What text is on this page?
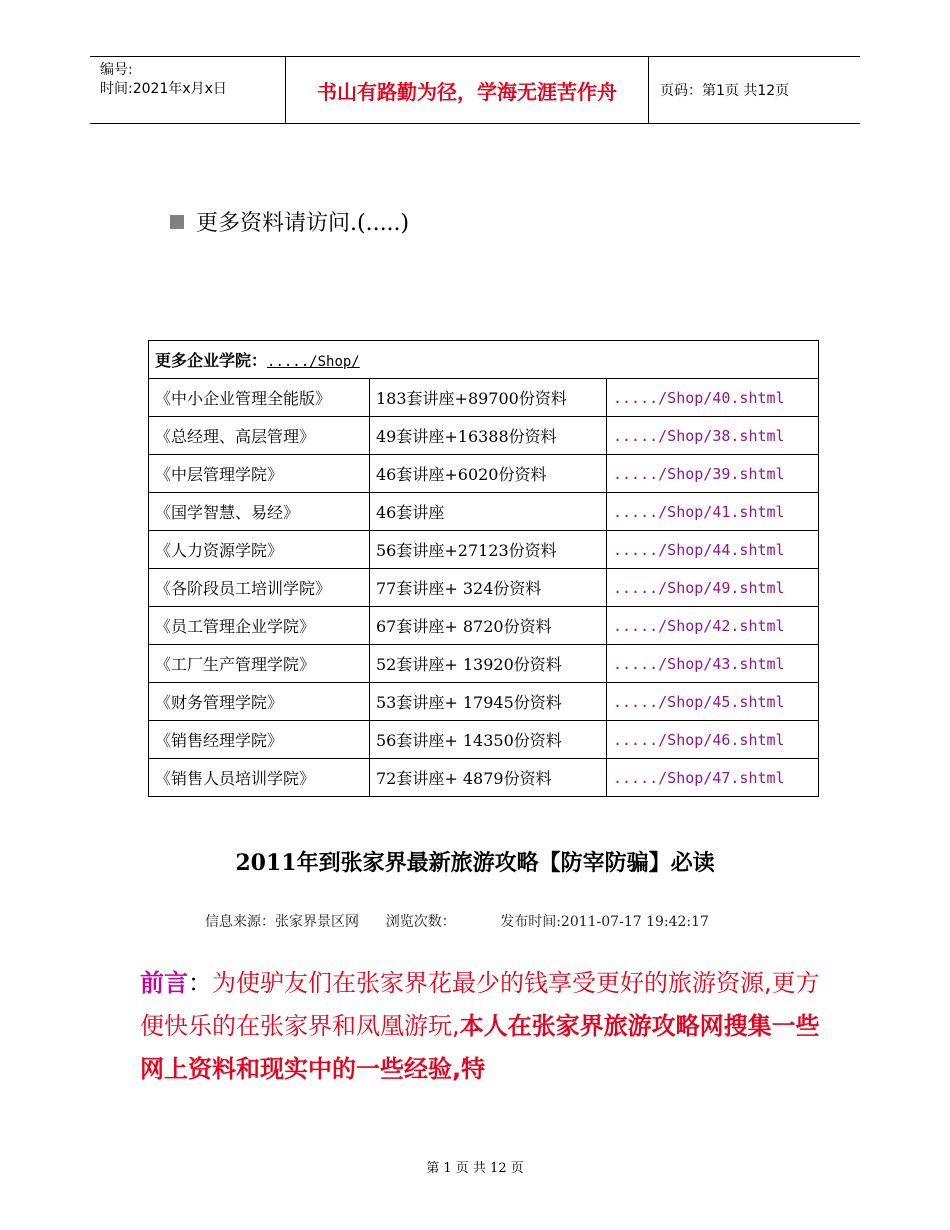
编号:
时间:2021年x月x日	书山有路勤为径，学海无涯苦作舟	页码：第1页 共12页
更多资料请访问.(.....)
更多企业学院：...../Shop/		
《中小企业管理全能版》	183套讲座+89700份资料	...../Shop/40.shtml
《总经理、高层管理》	49套讲座+16388份资料	...../Shop/38.shtml
《中层管理学院》	46套讲座+6020份资料	...../Shop/39.shtml
《国学智慧、易经》	46套讲座	...../Shop/41.shtml
《人力资源学院》	56套讲座+27123份资料	...../Shop/44.shtml
《各阶段员工培训学院》	77套讲座+ 324份资料	...../Shop/49.shtml
《员工管理企业学院》	67套讲座+ 8720份资料	...../Shop/42.shtml
《工厂生产管理学院》	52套讲座+ 13920份资料	...../Shop/43.shtml
《财务管理学院》	53套讲座+ 17945份资料	...../Shop/45.shtml
《销售经理学院》	56套讲座+ 14350份资料	...../Shop/46.shtml
《销售人员培训学院》	72套讲座+ 4879份资料	...../Shop/47.shtml
2011年到张家界最新旅游攻略【防宰防骗】必读
信息来源：张家界景区网      浏览次数：          发布时间:2011-07-17 19:42:17
前言：为使驴友们在张家界花最少的钱享受更好的旅游资源,更方便快乐的在张家界和凤凰游玩,本人在张家界旅游攻略网搜集一些网上资料和现实中的一些经验,特
第 1 页 共 12 页
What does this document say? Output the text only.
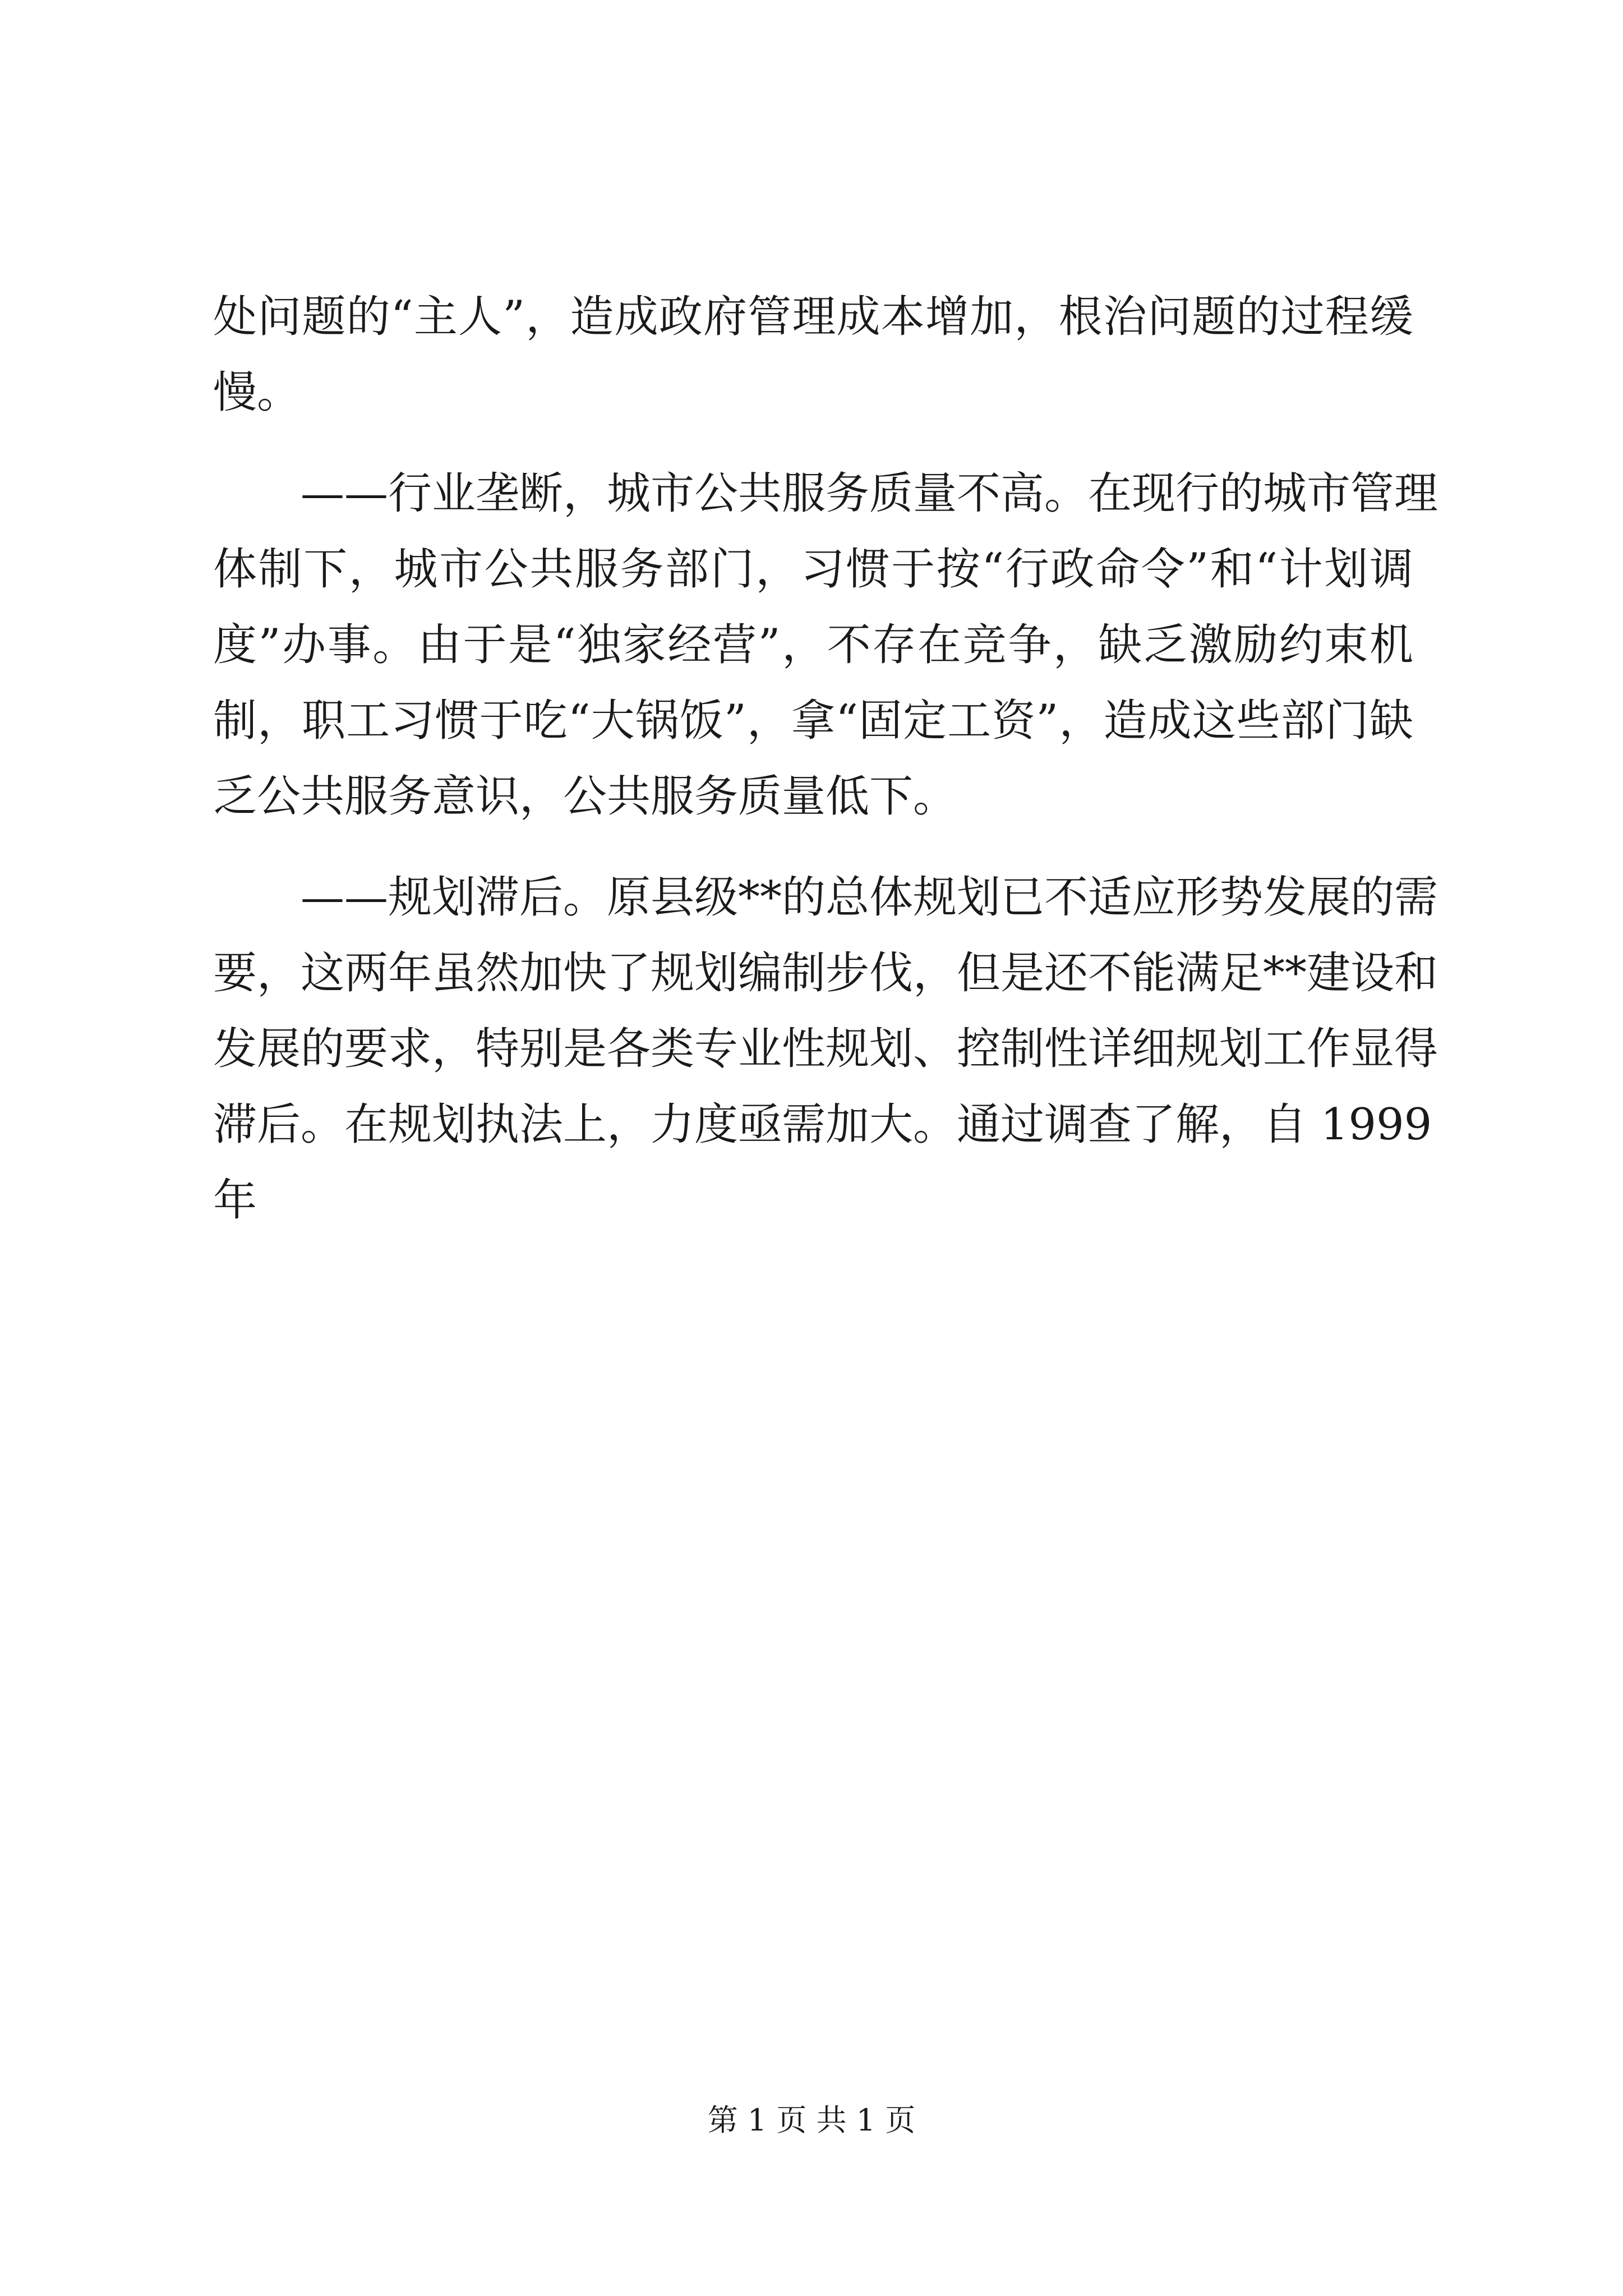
处问题的“主人”，造成政府管理成本增加，根治问题的过程缓
慢。
　　——行业垄断，城市公共服务质量不高。在现行的城市管理
体制下，城市公共服务部门，习惯于按“行政命令”和“计划调
度”办事。由于是“独家经营”，不存在竞争，缺乏激励约束机
制，职工习惯于吃“大锅饭”，拿“固定工资”，造成这些部门缺
乏公共服务意识，公共服务质量低下。
　　——规划滞后。原县级**的总体规划已不适应形势发展的需
要，这两年虽然加快了规划编制步伐，但是还不能满足**建设和
发展的要求，特别是各类专业性规划、控制性详细规划工作显得
滞后。在规划执法上，力度亟需加大。通过调查了解，自 1999
年
第 1 页 共 1 页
******
WRITTEN PROBLEM
Each line that holds the word "Shop" should be extracted from the records.

RESULT OF THE TASK
更多企业学院：...../Shop/		
《中小企业管理全能版》	183套讲座+89700份资料	...../Shop/40.shtml
《总经理、高层管理》	49套讲座+16388份资料	...../Shop/38.shtml
《中层管理学院》	46套讲座+6020份资料	...../Shop/39.shtml
《国学智慧、易经》	46套讲座	...../Shop/41.shtml
《人力资源学院》	56套讲座+27123份资料	...../Shop/44.shtml
《各阶段员工培训学院》	77套讲座+ 324份资料	...../Shop/49.shtml
《员工管理企业学院》	67套讲座+ 8720份资料	...../Shop/42.shtml
《工厂生产管理学院》	52套讲座+ 13920份资料	...../Shop/43.shtml
《财务管理学院》	53套讲座+ 17945份资料	...../Shop/45.shtml
《销售经理学院》	56套讲座+ 14350份资料	...../Shop/46.shtml
《销售人员培训学院》	72套讲座+ 4879份资料	...../Shop/47.shtml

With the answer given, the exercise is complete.